== SOURCE DATA

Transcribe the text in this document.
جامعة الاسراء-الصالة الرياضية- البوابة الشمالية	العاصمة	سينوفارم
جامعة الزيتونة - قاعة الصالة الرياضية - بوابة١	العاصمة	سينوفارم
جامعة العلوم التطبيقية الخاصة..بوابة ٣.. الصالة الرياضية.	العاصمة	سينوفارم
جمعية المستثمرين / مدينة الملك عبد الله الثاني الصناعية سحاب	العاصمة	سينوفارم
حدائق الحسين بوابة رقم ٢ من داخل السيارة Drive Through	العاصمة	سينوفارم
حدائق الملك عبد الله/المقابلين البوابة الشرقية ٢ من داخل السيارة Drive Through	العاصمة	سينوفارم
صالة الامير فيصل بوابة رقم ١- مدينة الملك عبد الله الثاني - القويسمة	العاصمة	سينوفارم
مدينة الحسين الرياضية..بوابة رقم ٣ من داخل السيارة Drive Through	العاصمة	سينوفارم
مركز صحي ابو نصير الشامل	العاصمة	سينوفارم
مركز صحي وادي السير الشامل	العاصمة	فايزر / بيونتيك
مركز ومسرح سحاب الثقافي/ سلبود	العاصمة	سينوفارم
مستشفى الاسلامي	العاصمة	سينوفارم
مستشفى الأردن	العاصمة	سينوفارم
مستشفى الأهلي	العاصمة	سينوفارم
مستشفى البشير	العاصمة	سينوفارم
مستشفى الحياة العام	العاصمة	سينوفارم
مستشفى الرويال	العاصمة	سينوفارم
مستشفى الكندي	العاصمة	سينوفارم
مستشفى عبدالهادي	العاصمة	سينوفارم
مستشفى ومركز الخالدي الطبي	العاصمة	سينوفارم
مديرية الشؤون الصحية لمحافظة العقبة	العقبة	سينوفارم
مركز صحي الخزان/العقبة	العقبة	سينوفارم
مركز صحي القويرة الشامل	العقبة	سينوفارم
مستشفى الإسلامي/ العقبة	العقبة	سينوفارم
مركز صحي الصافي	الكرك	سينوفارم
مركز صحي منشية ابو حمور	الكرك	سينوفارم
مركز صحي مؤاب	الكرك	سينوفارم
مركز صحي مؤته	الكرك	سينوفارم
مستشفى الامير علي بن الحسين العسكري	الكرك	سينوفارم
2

====
== SOURCE DATA

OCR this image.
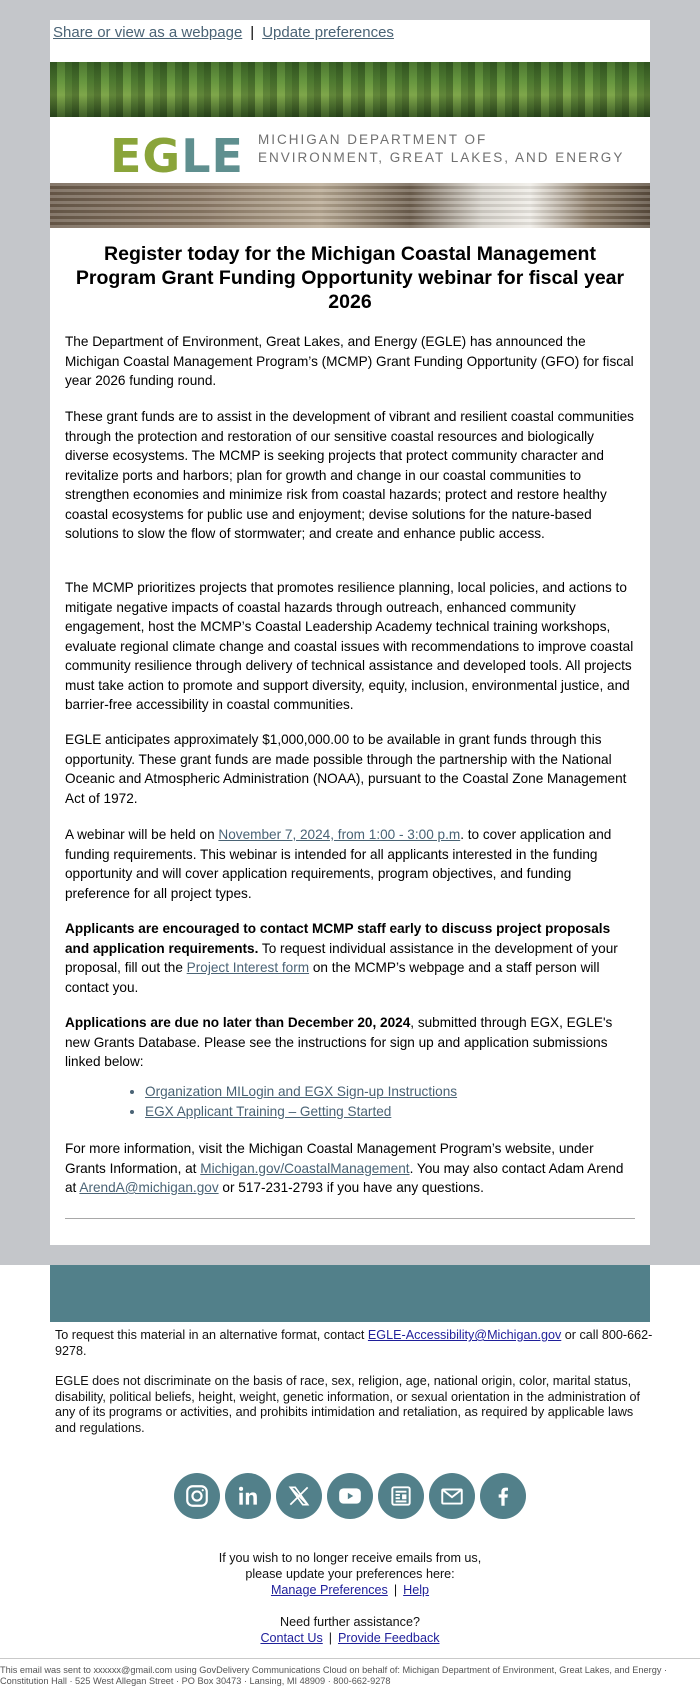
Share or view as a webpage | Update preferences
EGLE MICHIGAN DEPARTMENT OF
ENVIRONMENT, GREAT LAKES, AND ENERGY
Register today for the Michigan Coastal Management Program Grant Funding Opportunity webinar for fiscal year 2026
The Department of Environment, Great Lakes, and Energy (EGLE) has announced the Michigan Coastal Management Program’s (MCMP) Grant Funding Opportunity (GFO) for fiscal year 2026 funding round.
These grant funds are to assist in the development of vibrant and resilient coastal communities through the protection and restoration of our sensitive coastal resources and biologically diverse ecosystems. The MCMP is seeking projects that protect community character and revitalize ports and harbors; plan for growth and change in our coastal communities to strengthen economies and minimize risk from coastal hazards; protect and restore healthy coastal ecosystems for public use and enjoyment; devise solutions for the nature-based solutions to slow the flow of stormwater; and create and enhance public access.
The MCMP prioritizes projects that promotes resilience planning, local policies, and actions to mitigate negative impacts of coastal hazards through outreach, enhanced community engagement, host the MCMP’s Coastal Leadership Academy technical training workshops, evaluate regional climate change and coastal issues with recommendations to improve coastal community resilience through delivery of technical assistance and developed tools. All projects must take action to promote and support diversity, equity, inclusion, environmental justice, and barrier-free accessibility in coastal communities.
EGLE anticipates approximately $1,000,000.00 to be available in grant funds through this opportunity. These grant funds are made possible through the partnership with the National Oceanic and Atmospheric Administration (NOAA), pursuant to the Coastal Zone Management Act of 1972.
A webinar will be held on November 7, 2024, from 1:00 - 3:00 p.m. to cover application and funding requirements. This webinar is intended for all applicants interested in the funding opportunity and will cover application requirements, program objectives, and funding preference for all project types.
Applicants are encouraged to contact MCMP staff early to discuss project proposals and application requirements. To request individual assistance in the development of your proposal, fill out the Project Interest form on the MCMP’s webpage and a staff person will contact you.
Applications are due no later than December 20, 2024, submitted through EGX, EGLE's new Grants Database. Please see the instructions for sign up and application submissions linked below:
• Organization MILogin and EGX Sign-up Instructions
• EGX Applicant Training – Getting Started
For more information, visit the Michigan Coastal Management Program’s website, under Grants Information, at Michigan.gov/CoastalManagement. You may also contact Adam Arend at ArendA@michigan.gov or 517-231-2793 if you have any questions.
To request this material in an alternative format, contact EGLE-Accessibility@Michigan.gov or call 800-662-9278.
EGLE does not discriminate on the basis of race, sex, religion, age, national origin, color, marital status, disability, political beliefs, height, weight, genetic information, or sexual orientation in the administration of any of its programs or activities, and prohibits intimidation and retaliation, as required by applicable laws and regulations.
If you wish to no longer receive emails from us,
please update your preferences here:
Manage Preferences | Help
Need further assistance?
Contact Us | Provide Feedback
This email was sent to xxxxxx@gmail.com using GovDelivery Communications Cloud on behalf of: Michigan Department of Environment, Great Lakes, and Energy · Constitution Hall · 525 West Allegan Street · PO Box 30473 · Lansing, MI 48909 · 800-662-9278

====
== SOURCE DATA

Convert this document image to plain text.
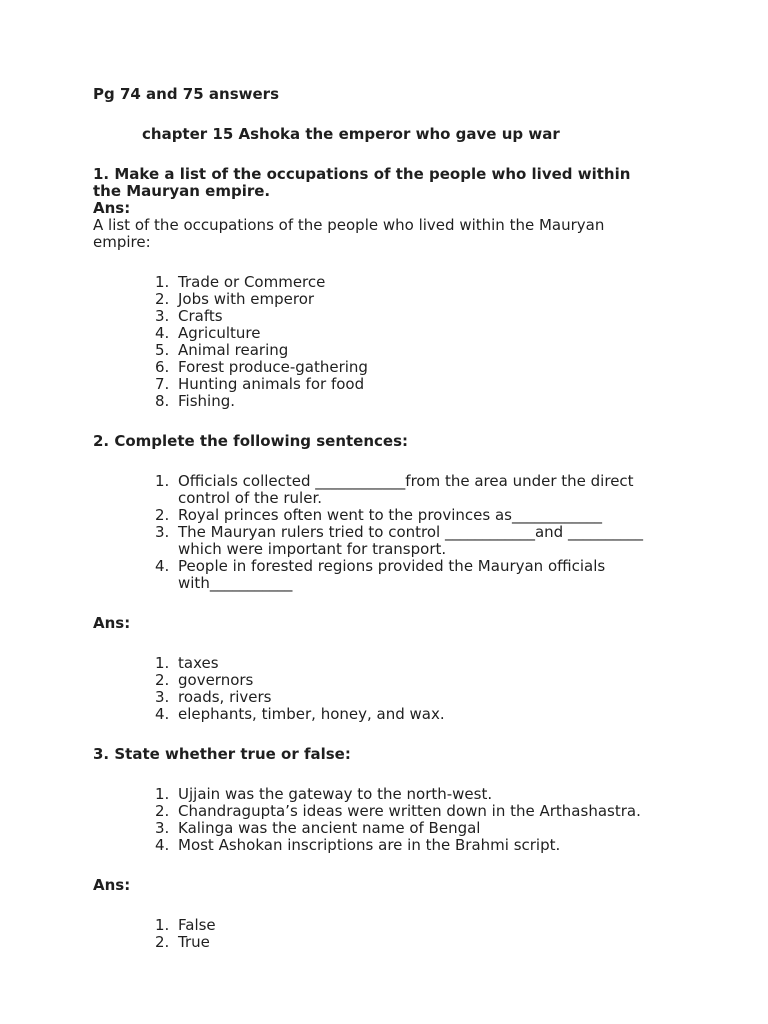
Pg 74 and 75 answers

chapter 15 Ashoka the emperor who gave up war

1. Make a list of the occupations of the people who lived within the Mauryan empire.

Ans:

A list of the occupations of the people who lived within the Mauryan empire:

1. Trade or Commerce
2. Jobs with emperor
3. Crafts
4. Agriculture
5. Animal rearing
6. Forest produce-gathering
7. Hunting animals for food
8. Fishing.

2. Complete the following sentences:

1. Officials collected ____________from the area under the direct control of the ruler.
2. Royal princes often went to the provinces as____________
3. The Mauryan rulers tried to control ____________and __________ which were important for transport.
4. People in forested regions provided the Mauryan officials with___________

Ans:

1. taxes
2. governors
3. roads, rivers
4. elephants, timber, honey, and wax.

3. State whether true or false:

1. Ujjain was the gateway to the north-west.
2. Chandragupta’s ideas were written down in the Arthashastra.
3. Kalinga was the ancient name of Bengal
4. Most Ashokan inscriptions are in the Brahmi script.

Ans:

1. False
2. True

====

● AIM OF THE EXERCISE
From the entries above, extract every line where the word "under" appears.

● THE SOLUTION
For more information, visit the Michigan Coastal Management Program’s website, under Grants Information, at Michigan.gov/CoastalManagement. You may also contact Adam Arend at ArendA@michigan.gov or 517-231-2793 if you have any questions.
1. Officials collected ____________from the area under the direct control of the ruler.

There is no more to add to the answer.